INFORMATION SHOWN =
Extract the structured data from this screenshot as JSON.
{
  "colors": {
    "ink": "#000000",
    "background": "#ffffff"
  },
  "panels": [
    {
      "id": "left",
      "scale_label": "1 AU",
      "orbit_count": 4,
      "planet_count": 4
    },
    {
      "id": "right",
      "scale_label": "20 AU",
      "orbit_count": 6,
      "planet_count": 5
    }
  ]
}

SET EXERCISE = Each entry is to be returned in full, character for character.

RESPONSE =
Extract the structured data from this screenshot as JSON.
{
  "colors": {
    "ink": "#000000",
    "background": "#ffffff"
  },
  "panels": [
    {
      "id": "left",
      "scale_label": "1 AU",
      "orbit_count": 4,
      "planet_count": 4
    },
    {
      "id": "right",
      "scale_label": "20 AU",
      "orbit_count": 6,
      "planet_count": 5
    }
  ]
}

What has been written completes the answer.